▶ [Work required] Gather up the lines with the word "base" in them.

▶ [Input data]
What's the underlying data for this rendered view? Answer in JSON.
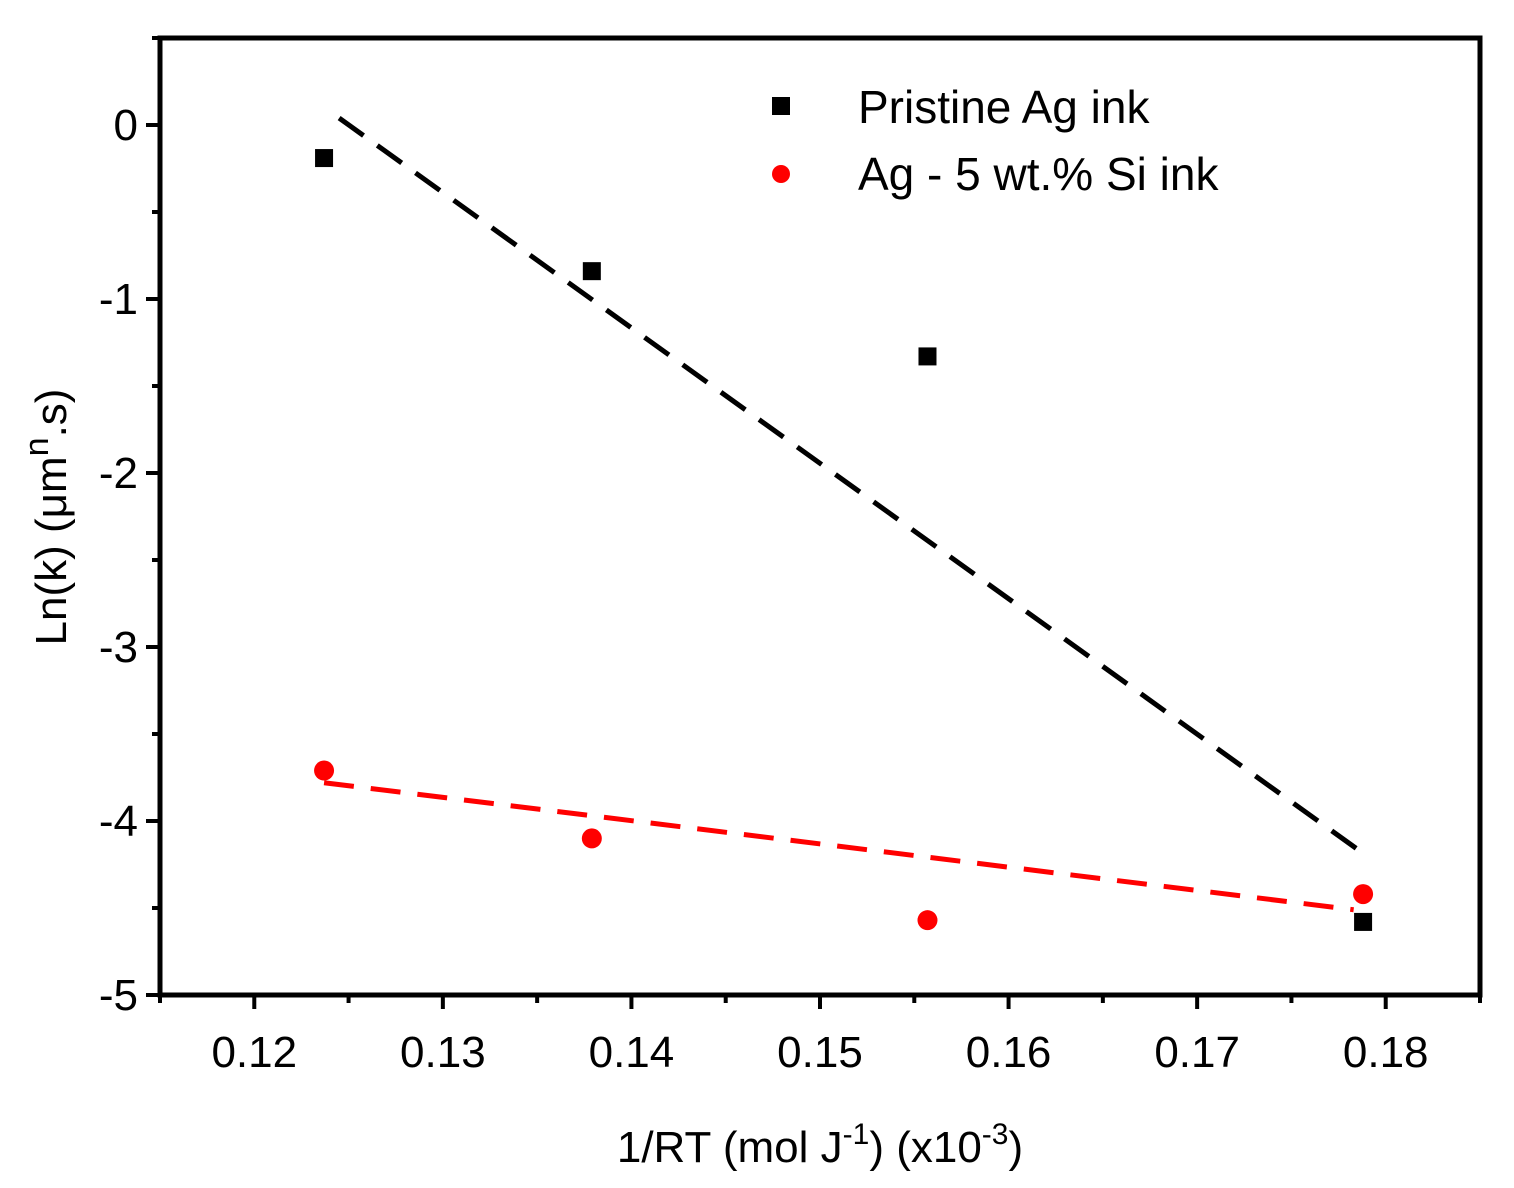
{
  "chart_data": {
    "type": "scatter",
    "title": "",
    "xlabel": {
      "main": "1/RT (mol J",
      "sup1": "-1",
      "mid": ") (x10",
      "sup2": "-3",
      "end": ")"
    },
    "ylabel": {
      "main": "Ln(k) (μm",
      "sup": "n",
      "end": ".s)"
    },
    "xlim": [
      0.115,
      0.185
    ],
    "ylim": [
      -5,
      0.5
    ],
    "xticks": [
      "0.12",
      "0.13",
      "0.14",
      "0.15",
      "0.16",
      "0.17",
      "0.18"
    ],
    "yticks": [
      "0",
      "-1",
      "-2",
      "-3",
      "-4",
      "-5"
    ],
    "legend_position": "top-right",
    "series": [
      {
        "name": "Pristine Ag ink",
        "marker": "square",
        "color": "#000000",
        "x": [
          0.1237,
          0.1379,
          0.1557,
          0.1788
        ],
        "y": [
          -0.19,
          -0.84,
          -1.33,
          -4.58
        ],
        "fit": {
          "x": [
            0.1245,
            0.1786
          ],
          "y": [
            0.04,
            -4.17
          ]
        }
      },
      {
        "name": "Ag - 5 wt.% Si ink",
        "marker": "circle",
        "color": "#ff0000",
        "x": [
          0.1237,
          0.1379,
          0.1557,
          0.1788
        ],
        "y": [
          -3.71,
          -4.1,
          -4.57,
          -4.42
        ],
        "fit": {
          "x": [
            0.1237,
            0.1783
          ],
          "y": [
            -3.78,
            -4.51
          ]
        }
      }
    ]
  }
}
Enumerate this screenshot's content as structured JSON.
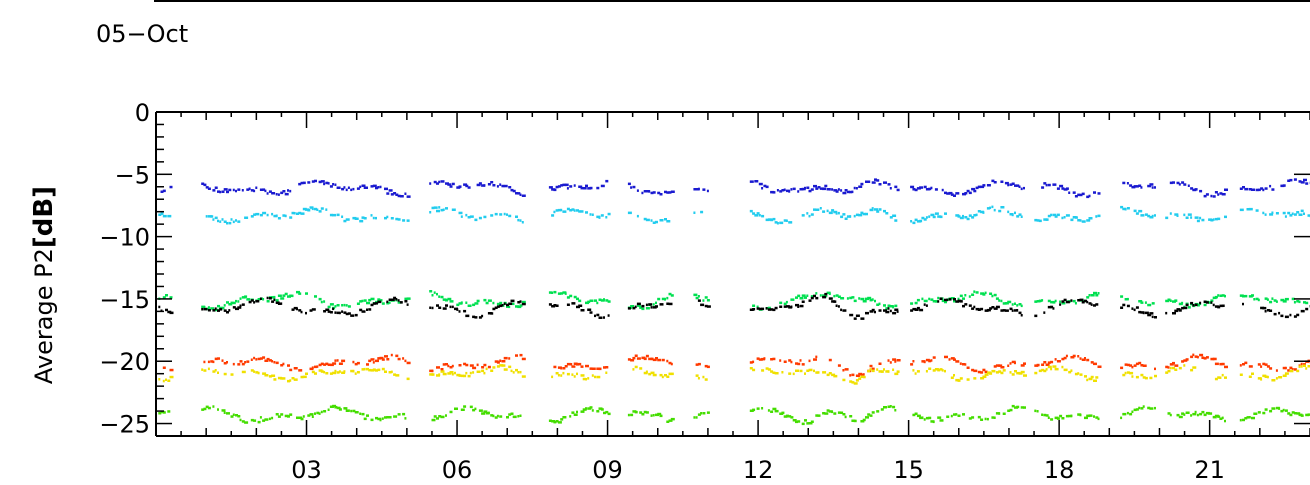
{
  "header": {
    "date_label": "05−Oct"
  },
  "chart_data": {
    "type": "scatter",
    "title": "",
    "xlabel": "",
    "ylabel_prefix": "Average  P2",
    "ylabel_unit": "[dB]",
    "xlim": [
      0,
      23
    ],
    "ylim": [
      -26,
      0
    ],
    "x_ticks": [
      3,
      6,
      9,
      12,
      15,
      18,
      21
    ],
    "x_tick_labels": [
      "03",
      "06",
      "09",
      "12",
      "15",
      "18",
      "21"
    ],
    "y_ticks": [
      0,
      -5,
      -10,
      -15,
      -20,
      -25
    ],
    "y_tick_labels": [
      "0",
      "−5",
      "−10",
      "−15",
      "−20",
      "−25"
    ],
    "grid": false,
    "data_gaps": [
      [
        5.0,
        5.4
      ],
      [
        7.3,
        7.8
      ],
      [
        9.0,
        9.4
      ],
      [
        10.3,
        10.7
      ],
      [
        11.0,
        11.8
      ],
      [
        14.8,
        15.0
      ],
      [
        17.3,
        17.5
      ],
      [
        18.8,
        19.2
      ],
      [
        19.9,
        20.1
      ],
      [
        21.3,
        21.6
      ]
    ],
    "series": [
      {
        "color": "#1a1ad0",
        "base": -6.0,
        "wave_amp": 0.35,
        "seed": 11
      },
      {
        "color": "#22ccee",
        "base": -8.2,
        "wave_amp": 0.3,
        "seed": 23
      },
      {
        "color": "#00e050",
        "base": -15.0,
        "wave_amp": 0.4,
        "seed": 37
      },
      {
        "color": "#000000",
        "base": -15.6,
        "wave_amp": 0.45,
        "seed": 41
      },
      {
        "color": "#ff3a00",
        "base": -20.1,
        "wave_amp": 0.35,
        "seed": 53
      },
      {
        "color": "#f0e000",
        "base": -20.9,
        "wave_amp": 0.3,
        "seed": 67
      },
      {
        "color": "#44dd00",
        "base": -24.2,
        "wave_amp": 0.35,
        "seed": 71
      }
    ]
  }
}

▶ [The result]
        "base": -6.0,
        "base": -8.2,
        "base": -15.0,
        "base": -15.6,
        "base": -20.1,
        "base": -20.9,
        "base": -24.2,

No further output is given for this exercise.